• _引用文_
※

Nick Drakeという英国出身のアーティストをご存じでしょうか?

活動期間は短かったものの、彼の作り出した作品の数々は音楽史の中にしっかりと刻み込まれています。

ジャンルに分けるとするならおそらくフォークになるんだろうけど、
彼の音楽は無ジャンル。いや、Nick Drakeがジャンルそのものだ。と言っても過言でないくらいに独特の世界感があります。

ギターの演奏技術・高度なピッキング奏法なども達者なようですが、ボクはどちらかと言えば彼の詩に惹かれて彼の音楽にのめり込んでいった。

歌詞

というよりは

に近いものが多く、歌を聞いた後も、歌の詩が胸の奥に残り、

あれ?これはそういうことだったのか?

フト、それを確かめるためにもう一度聞き直したりすることもあった。

ネット上でも彼のビデオ・インタビューなどを発見することはできない。デビュー当時は無名に近いほどで、お世辞にも「音楽で成功した人間」と言えるミュージシャンではないことは確か。

60年代70年代のロックシーンの全盛期の中、大衆受けすることの少ないフォークの道を歩んだNick。彼の作り出す音楽のクオリティの高さや詩的な面は彼の死後数年たってから徐々に世界に知られるようになってきた。もしかするとNickのやっていたことを理解できる人がその時代にはいなかっただけなのかもしれない。

生前は評価されず、死後に評価されたアーティストは多い。画家などにもたくさん例はある。ソーシャルメディアなども存在しなかった時代はメインストリームに軌上しなければ国外はおろか、国内にすら広がることはなかった。

そんな低迷したキャリアはNickを苦しめた。もともと繊細で内気な性格のNickは今でいう所のHSPなのかもしれない。

彼の音楽はできれば原語の英語で聞いて欲しい。

訳で大まかな意図は理解できるのだけど、
歌詞の韻を踏んだ詩的な要素、
単語の持つ独特な音がつくりだすリズム、
などは日本語に訳す時に失われてしまう。

Lost in translation とは正にこのこと。

1. Day is done

Norah Jonesがカバーしているこの曲はNick Drakeを知らない人でも聞いたことあるかもしれません。

お腹から声を出し、高音ノートをヒットさせる歌い方とは真逆で、静かに話しかけるように謳うのがNick Drakeのスタイル。これが癖になったら中毒的なくらいに聴き入ってしまいます。

When the party's through
Seems so very sad for you
Didn't do the things you meant to do
Now there's no time to start anew
Now the party's through

が特に好きなところ。

2. Saturday Sun

とても温かい気持ちにしてくれる曲です。

ブルース/ジャズ/バラードなこの曲は彼のデビューアルバム、Five leaves leftからの作品。

day is doneも同アルバムに収録されていて、このアルバムは今では彼の傑作集とも評価されているくらいいい曲が多いです。

※

• _記録データ_
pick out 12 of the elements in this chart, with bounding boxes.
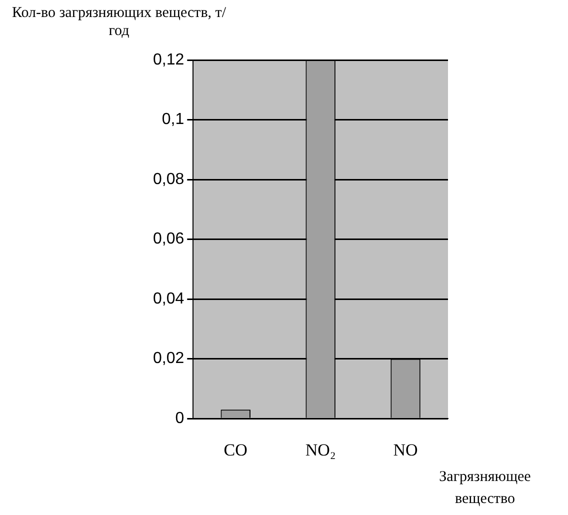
x-tick-label: NO₂: [305, 440, 336, 460]
x-axis-title: Загрязняющее вещество: [438, 468, 532, 509]
y-tick-label: 0,1: [162, 111, 184, 128]
y-tick-label: 0,02: [153, 350, 184, 368]
x-tick-label: NO: [393, 440, 418, 460]
y-tick-label: 0,12: [153, 51, 184, 68]
y-axis-title: Кол-во загрязняющих веществ, т/год: [10, 4, 228, 40]
y-tick-label: 0: [175, 410, 184, 428]
y-tick-label: 0,08: [153, 170, 184, 188]
y-tick-label: 0,06: [153, 230, 184, 248]
x-tick-label: CO: [224, 440, 248, 460]
y-tick-label: 0,04: [153, 290, 184, 308]
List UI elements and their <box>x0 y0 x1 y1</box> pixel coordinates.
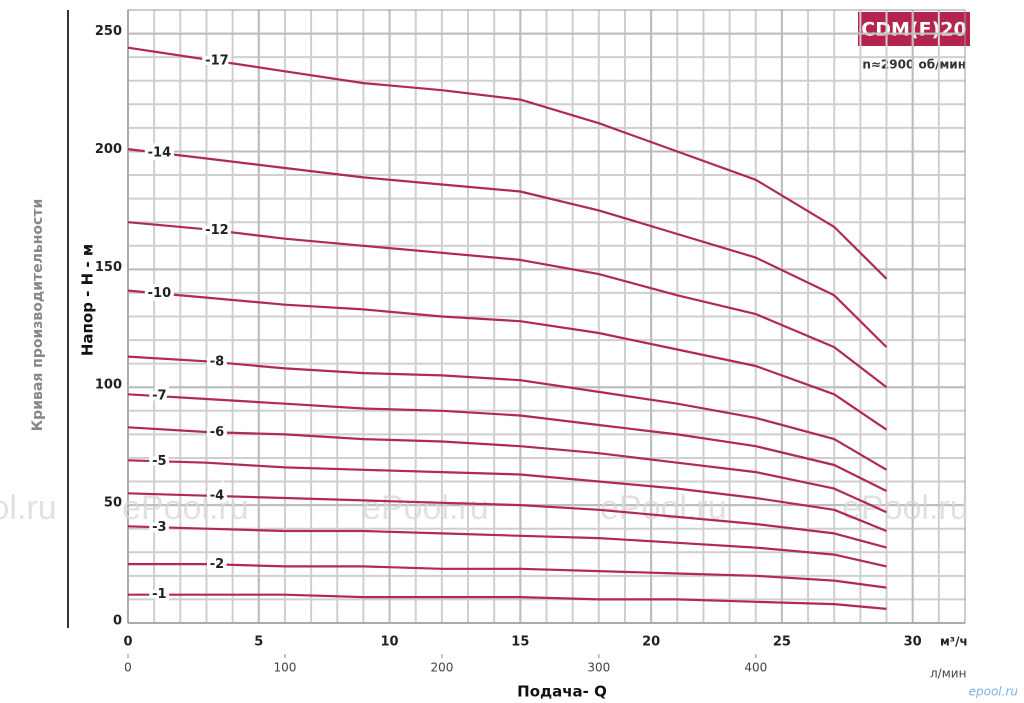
pump-curve <box>127 289 888 431</box>
x-tick-label: 25 <box>773 635 791 650</box>
series-label: -8 <box>210 355 224 370</box>
x-unit: м³/ч <box>940 635 968 649</box>
y-caption: Кривая производительности <box>30 199 46 432</box>
series-label: -5 <box>152 454 166 469</box>
y-tick-label: 200 <box>95 142 122 157</box>
x2-unit: л/мин <box>930 667 966 681</box>
pump-curve <box>127 459 887 533</box>
pump-curve <box>127 355 888 471</box>
x2-tick-label: 200 <box>430 661 453 675</box>
series-label: -17 <box>205 54 229 69</box>
y-tick-label: 50 <box>104 496 122 511</box>
y-tick-label: 250 <box>95 24 122 39</box>
watermark: ePool.ru <box>0 489 57 527</box>
pump-curve <box>127 393 887 492</box>
pump-curve <box>127 492 887 549</box>
logo: epool.ru <box>969 685 1019 699</box>
y-tick-label: 100 <box>95 378 122 393</box>
series-label: -1 <box>152 587 166 602</box>
x-tick-label: 20 <box>642 635 660 650</box>
x-tick-label: 10 <box>381 635 399 650</box>
series-label: -3 <box>152 520 166 535</box>
x-axis-label: Подача- Q <box>517 683 607 701</box>
pump-curve <box>127 426 887 514</box>
pump-curve <box>127 525 887 568</box>
watermark: ePool.ru <box>362 489 489 527</box>
series-label: -2 <box>210 557 224 572</box>
y-axis-label: Напор - H - м <box>79 244 97 356</box>
series-label: -14 <box>148 145 172 160</box>
x2-tick-label: 100 <box>273 661 296 675</box>
pump-curve <box>128 562 887 589</box>
series-label: -12 <box>205 223 229 238</box>
series-label: -6 <box>210 425 224 440</box>
pump-curve <box>127 46 888 280</box>
x-tick-label: 15 <box>511 635 529 650</box>
x-tick-label: 5 <box>254 635 263 650</box>
pump-curve <box>127 221 888 389</box>
x2-tick-label: 0 <box>124 661 132 675</box>
x2-tick-label: 300 <box>587 661 610 675</box>
x2-tick-label: 400 <box>744 661 767 675</box>
y-tick-label: 0 <box>113 614 122 629</box>
plot-frame <box>127 9 966 624</box>
series-label: -4 <box>210 488 224 503</box>
watermark: ePool.ru <box>600 489 727 527</box>
pump-curve <box>128 593 887 610</box>
series-label: -7 <box>152 389 166 404</box>
series-label: -10 <box>148 286 172 301</box>
title-badge <box>858 12 970 46</box>
x-tick-label: 30 <box>904 635 922 650</box>
chart-subtitle: n≈2900 об/мин <box>862 58 966 72</box>
y-tick-label: 150 <box>95 260 122 275</box>
chart-title: CDM(F)20 <box>861 19 966 41</box>
pump-curve <box>127 148 888 348</box>
x-tick-label: 0 <box>123 635 132 650</box>
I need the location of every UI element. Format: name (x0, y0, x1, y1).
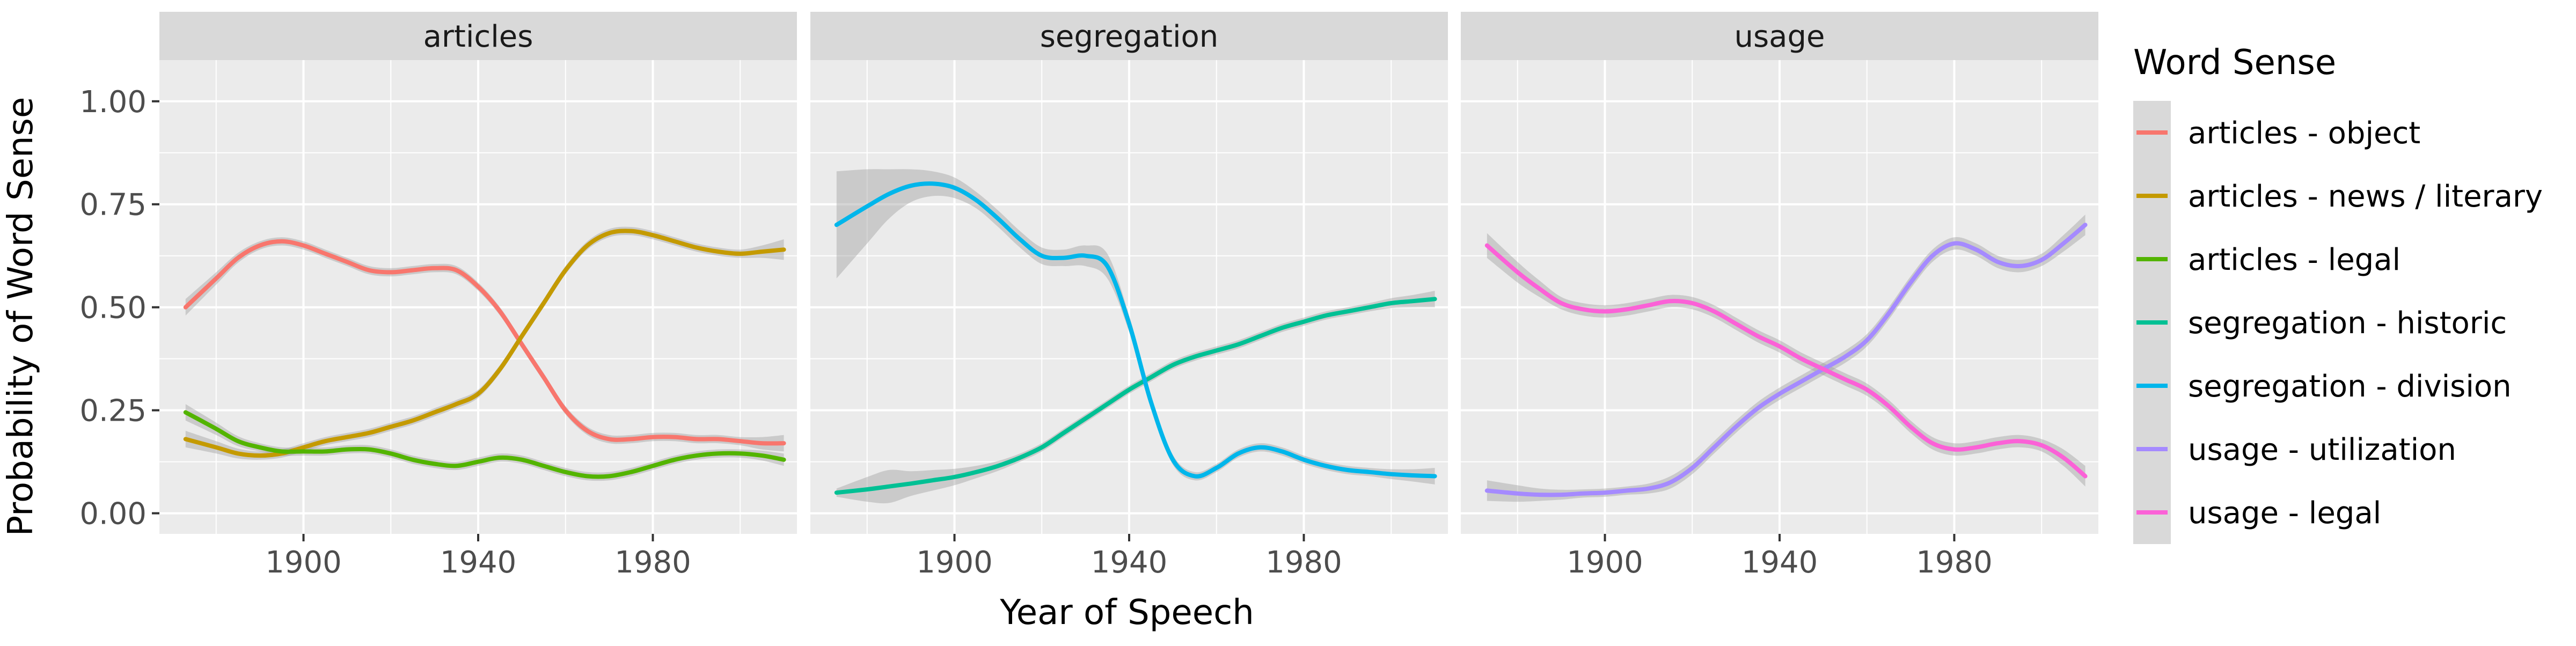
panel-usage: usage (1461, 12, 2098, 534)
x-tick-label: 1980 (614, 545, 691, 580)
x-tick-label: 1980 (1916, 545, 1993, 580)
y-tick-label: 0.00 (79, 497, 147, 532)
x-tick-label: 1900 (1567, 545, 1643, 580)
x-tick-label: 1940 (1091, 545, 1168, 580)
legend-item-label: segregation - historic (2188, 306, 2507, 341)
x-tick-label: 1900 (916, 545, 993, 580)
x-tick-label: 1940 (440, 545, 517, 580)
y-tick-label: 1.00 (79, 85, 147, 120)
confidence-band (185, 226, 784, 460)
gridlines (810, 60, 1448, 534)
panel-strip (1461, 12, 2098, 60)
panel-segregation: segregation (810, 12, 1448, 534)
panel-strip-label: articles (423, 19, 533, 54)
legend-item-label: articles - object (2188, 116, 2420, 151)
x-tick-label: 1980 (1265, 545, 1342, 580)
legend-item-label: usage - utilization (2188, 432, 2456, 467)
x-axis-title: Year of Speech (999, 593, 1254, 633)
series-line (183, 410, 786, 479)
series-line (1484, 243, 2088, 479)
confidence-band (836, 169, 1435, 484)
panel-strip (159, 12, 797, 60)
panel-strip-label: usage (1735, 19, 1825, 54)
panel-strip (810, 12, 1448, 60)
gridlines (1461, 60, 2098, 534)
panel-articles: articles (159, 12, 797, 534)
confidence-band (836, 291, 1435, 504)
gridlines (159, 60, 797, 534)
y-tick-label: 0.25 (79, 394, 147, 429)
series-line (1484, 223, 2088, 497)
y-axis-title: Probability of Word Sense (1, 97, 41, 537)
legend: Word Sense articles - object articles - ne… (2133, 43, 2543, 544)
legend-title: Word Sense (2133, 43, 2336, 83)
legend-item-label: articles - legal (2188, 243, 2401, 277)
series-line (834, 181, 1437, 479)
legend-item-label: articles - news / literary (2188, 179, 2543, 214)
panel-strip-label: segregation (1040, 19, 1219, 54)
legend-item-label: usage - legal (2188, 496, 2381, 531)
series-line (183, 239, 786, 446)
y-tick-label: 0.50 (79, 291, 147, 326)
series-line (834, 297, 1437, 495)
x-tick-label: 1940 (1741, 545, 1818, 580)
legend-item-label: segregation - division (2188, 369, 2512, 404)
x-tick-label: 1900 (265, 545, 342, 580)
y-tick-label: 0.75 (79, 188, 147, 223)
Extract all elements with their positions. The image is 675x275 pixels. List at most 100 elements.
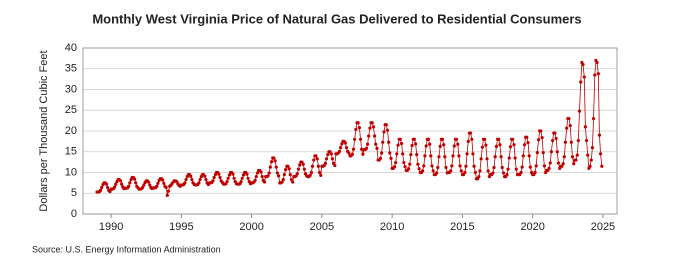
data-point <box>570 155 575 159</box>
y-tick-label: 20 <box>65 125 77 137</box>
data-point <box>449 169 453 173</box>
data-point <box>387 140 391 144</box>
data-point <box>354 127 358 131</box>
data-point <box>416 162 420 166</box>
data-point <box>323 161 328 165</box>
data-point <box>563 140 568 144</box>
data-point <box>148 183 152 187</box>
data-point <box>198 177 202 182</box>
data-point <box>273 159 277 163</box>
data-point <box>464 164 468 168</box>
data-point <box>421 169 425 173</box>
data-point <box>483 137 487 141</box>
data-point <box>398 137 402 141</box>
data-point <box>579 80 583 84</box>
data-point <box>388 151 392 155</box>
data-point <box>291 180 295 184</box>
data-point <box>485 157 489 161</box>
data-point <box>280 180 284 184</box>
data-point <box>409 153 413 157</box>
data-point <box>512 143 516 147</box>
data-point <box>240 176 244 180</box>
data-point <box>406 167 411 171</box>
data-point <box>333 163 337 168</box>
data-point <box>162 181 166 185</box>
data-point <box>472 164 476 168</box>
data-point <box>572 162 576 166</box>
data-point <box>403 165 407 169</box>
data-point <box>156 181 160 185</box>
data-point <box>507 156 511 160</box>
data-point <box>595 60 599 65</box>
data-point <box>288 172 292 177</box>
data-point <box>542 164 546 168</box>
data-point <box>422 164 426 168</box>
data-point <box>533 170 537 175</box>
data-point <box>385 128 390 132</box>
data-point <box>452 144 456 148</box>
data-point <box>114 182 118 186</box>
data-point <box>301 162 305 166</box>
data-point <box>560 164 564 168</box>
data-point <box>350 152 354 156</box>
data-point <box>582 75 586 79</box>
data-point <box>396 143 400 147</box>
data-point <box>281 177 285 182</box>
data-point <box>204 177 208 182</box>
data-point <box>553 131 557 135</box>
data-point <box>408 162 412 166</box>
data-point <box>522 143 527 147</box>
data-point <box>443 155 447 159</box>
data-point <box>356 121 360 125</box>
data-point <box>134 181 138 185</box>
data-point <box>581 63 585 67</box>
data-point <box>381 140 385 144</box>
data-point <box>505 172 509 177</box>
data-point <box>284 167 288 172</box>
data-point <box>260 175 264 179</box>
data-point <box>239 180 243 184</box>
data-point <box>113 185 117 189</box>
data-point <box>296 167 301 171</box>
data-point <box>141 185 145 190</box>
data-point <box>501 171 506 175</box>
data-point <box>417 167 421 171</box>
data-point <box>340 142 344 146</box>
data-point <box>435 171 439 175</box>
data-point <box>343 141 347 145</box>
data-point <box>471 152 475 156</box>
data-point <box>183 181 187 185</box>
data-point <box>463 170 467 175</box>
source-note: Source: U.S. Energy Information Administ… <box>32 244 221 254</box>
data-point <box>212 175 216 180</box>
data-point <box>308 173 312 178</box>
data-point <box>458 164 462 168</box>
data-point <box>337 149 342 153</box>
data-point <box>277 174 281 178</box>
data-point <box>226 176 230 180</box>
data-point <box>120 182 124 186</box>
data-point <box>591 116 596 121</box>
data-point <box>498 143 502 147</box>
data-point <box>414 142 418 146</box>
data-point <box>274 165 278 169</box>
data-point <box>353 137 357 141</box>
data-point <box>371 125 376 129</box>
data-point <box>596 72 600 76</box>
data-point <box>310 164 315 168</box>
data-point <box>326 153 330 157</box>
data-point <box>344 146 349 150</box>
data-point <box>535 150 539 155</box>
data-point <box>540 136 544 140</box>
data-point <box>478 169 482 173</box>
plot-frame <box>82 47 618 215</box>
data-point <box>164 185 168 190</box>
data-point <box>438 144 442 148</box>
data-point <box>466 139 470 143</box>
data-point <box>155 184 159 188</box>
data-point <box>127 184 131 188</box>
data-point <box>491 171 495 175</box>
data-point <box>378 156 383 160</box>
data-point <box>574 158 578 162</box>
data-point <box>551 138 555 143</box>
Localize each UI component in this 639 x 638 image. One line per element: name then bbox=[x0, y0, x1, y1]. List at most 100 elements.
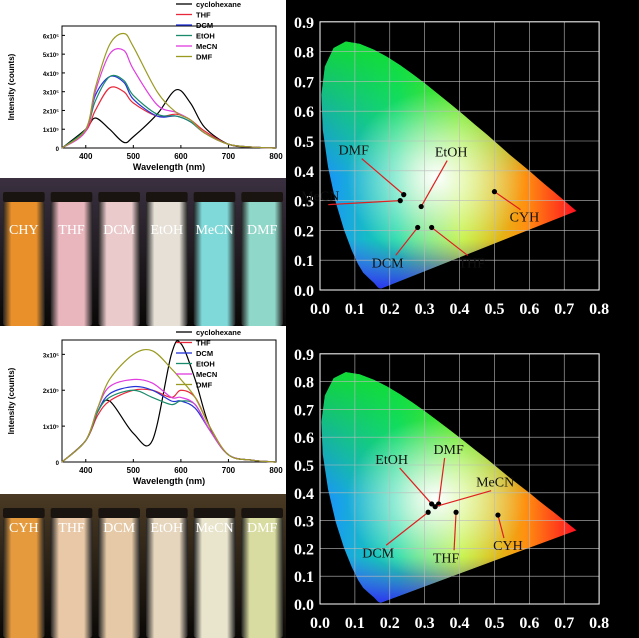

※

• _作業一覧_
1. 引用文によると、「Saturday Sun」はどのアルバムからの作品ですか。
2. 引用文のうち「生前は評価されず、死後に評価」から始まり「彼の音楽はできれば原語の英語で聞いて欲しい。」で終わる部分を、「画家」を「彫刻家」に置き換えて書き直してください。

• _想定される結果_
1. デビューアルバムの「Five leaves left」です。

2.
生前は評価されず、死後に評価されたアーティストは多い。彫刻家などにもたくさん例はある。ソーシャルメディアなども存在しなかった時代はメインストリームに軌上しなければ国外はおろか、国内にすら広がることはなかった。

そんな低迷したキャリアはNickを苦しめた。もともと繊細で内気な性格のNickは今でいう所のHSPなのかもしれない。

彼の音楽はできれば原語の英語で聞いて欲しい。